** BEGIN Task inputs **
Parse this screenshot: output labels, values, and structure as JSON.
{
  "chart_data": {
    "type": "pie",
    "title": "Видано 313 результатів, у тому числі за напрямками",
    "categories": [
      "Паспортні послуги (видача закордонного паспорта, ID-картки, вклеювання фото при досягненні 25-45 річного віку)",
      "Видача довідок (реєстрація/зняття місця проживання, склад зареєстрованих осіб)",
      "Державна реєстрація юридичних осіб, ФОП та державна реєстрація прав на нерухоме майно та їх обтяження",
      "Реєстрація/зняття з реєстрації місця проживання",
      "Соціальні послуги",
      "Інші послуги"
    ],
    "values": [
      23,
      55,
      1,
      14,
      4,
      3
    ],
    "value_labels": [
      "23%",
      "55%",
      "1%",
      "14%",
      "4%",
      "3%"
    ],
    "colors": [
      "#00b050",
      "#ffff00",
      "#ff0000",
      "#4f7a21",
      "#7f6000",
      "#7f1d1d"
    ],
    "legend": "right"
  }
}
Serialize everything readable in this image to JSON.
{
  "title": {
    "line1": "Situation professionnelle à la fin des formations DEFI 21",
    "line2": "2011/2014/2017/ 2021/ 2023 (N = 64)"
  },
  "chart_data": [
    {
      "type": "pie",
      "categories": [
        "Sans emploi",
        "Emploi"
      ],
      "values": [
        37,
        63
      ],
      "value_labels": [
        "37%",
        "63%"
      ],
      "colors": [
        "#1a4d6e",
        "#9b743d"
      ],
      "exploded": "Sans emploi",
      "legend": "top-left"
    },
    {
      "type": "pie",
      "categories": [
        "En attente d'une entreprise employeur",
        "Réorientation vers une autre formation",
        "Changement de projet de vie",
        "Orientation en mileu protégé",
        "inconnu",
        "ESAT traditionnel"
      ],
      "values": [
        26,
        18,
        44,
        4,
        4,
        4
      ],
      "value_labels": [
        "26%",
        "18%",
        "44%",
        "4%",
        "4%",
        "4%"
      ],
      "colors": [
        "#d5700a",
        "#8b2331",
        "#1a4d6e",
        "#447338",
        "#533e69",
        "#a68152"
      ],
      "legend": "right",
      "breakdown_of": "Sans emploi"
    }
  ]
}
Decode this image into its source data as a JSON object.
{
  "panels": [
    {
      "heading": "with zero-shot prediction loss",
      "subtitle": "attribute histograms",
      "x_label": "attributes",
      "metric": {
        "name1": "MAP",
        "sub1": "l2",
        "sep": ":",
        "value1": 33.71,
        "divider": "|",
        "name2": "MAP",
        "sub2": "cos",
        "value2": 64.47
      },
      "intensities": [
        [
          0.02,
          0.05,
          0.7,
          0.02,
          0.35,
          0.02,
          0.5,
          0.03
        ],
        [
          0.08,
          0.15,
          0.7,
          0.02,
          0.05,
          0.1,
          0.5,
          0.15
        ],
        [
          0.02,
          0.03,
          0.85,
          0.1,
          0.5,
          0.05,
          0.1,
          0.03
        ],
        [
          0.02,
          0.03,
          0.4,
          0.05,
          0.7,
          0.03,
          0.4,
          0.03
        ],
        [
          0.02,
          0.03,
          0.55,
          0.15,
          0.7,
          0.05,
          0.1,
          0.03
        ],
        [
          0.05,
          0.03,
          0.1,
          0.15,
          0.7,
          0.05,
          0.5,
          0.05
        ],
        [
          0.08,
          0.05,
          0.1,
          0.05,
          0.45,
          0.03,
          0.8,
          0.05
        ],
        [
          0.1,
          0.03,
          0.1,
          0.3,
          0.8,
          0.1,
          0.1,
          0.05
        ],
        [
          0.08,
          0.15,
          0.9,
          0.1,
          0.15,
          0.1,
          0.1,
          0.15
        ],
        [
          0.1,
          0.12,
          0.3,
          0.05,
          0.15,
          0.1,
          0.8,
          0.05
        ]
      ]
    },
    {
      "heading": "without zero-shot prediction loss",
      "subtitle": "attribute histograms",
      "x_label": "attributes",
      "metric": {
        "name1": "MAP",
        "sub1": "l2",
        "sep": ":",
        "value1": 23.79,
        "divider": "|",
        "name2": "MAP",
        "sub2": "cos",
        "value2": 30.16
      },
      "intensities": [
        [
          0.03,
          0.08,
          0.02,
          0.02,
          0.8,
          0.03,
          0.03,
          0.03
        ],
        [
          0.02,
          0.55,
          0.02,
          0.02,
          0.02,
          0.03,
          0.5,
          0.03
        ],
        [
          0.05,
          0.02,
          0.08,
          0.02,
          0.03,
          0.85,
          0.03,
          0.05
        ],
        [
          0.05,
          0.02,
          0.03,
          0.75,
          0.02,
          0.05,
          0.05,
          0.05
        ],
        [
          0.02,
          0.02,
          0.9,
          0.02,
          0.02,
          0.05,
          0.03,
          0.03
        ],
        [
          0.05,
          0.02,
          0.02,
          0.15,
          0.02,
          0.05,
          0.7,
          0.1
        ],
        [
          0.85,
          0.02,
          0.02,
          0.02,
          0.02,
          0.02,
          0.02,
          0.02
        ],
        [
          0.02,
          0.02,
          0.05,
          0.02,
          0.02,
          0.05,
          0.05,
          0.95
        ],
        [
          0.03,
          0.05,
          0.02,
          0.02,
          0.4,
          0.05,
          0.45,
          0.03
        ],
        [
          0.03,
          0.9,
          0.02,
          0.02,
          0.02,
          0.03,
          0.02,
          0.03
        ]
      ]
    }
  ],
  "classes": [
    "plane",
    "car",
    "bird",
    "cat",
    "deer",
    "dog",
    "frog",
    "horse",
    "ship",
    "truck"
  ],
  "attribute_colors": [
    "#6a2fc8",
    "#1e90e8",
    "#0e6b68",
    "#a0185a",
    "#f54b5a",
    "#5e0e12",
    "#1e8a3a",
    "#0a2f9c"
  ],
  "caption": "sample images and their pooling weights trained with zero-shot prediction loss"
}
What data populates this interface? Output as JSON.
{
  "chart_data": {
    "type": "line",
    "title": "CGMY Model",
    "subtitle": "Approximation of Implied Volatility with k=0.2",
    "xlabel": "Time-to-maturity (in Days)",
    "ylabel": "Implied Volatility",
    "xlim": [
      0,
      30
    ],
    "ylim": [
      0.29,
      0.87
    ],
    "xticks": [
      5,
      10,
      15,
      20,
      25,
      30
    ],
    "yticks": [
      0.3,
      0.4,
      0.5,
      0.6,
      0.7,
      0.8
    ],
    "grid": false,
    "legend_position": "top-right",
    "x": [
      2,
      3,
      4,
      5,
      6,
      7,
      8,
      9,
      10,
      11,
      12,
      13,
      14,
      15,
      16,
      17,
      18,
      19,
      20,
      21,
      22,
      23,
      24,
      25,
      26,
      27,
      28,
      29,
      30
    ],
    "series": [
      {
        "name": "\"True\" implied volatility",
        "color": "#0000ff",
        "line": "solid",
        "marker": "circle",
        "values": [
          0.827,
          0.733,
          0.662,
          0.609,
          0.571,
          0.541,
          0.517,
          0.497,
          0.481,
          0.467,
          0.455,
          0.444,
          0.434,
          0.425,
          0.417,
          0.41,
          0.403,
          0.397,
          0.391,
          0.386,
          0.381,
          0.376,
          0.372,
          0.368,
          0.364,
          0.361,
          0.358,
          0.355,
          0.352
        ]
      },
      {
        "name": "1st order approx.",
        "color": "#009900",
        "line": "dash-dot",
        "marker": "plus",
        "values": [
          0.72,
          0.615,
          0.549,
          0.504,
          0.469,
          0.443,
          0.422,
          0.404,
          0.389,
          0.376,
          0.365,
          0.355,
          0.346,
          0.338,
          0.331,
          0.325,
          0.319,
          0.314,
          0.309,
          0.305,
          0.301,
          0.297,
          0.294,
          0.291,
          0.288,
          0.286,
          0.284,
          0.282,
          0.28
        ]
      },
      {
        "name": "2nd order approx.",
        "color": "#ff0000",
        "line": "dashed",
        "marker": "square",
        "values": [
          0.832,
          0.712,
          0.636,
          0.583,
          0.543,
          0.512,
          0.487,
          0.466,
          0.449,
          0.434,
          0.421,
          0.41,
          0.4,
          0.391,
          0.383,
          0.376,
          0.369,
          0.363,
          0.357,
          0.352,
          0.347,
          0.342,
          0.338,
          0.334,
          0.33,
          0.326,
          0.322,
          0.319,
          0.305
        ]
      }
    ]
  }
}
** END Task inputs **
Goal: Scan the lines above for "проживання", then copy every one that has it.

Expected answer:
      "Видача довідок (реєстрація/зняття місця проживання, склад зареєстрованих осіб)",
      "Реєстрація/зняття з реєстрації місця проживання",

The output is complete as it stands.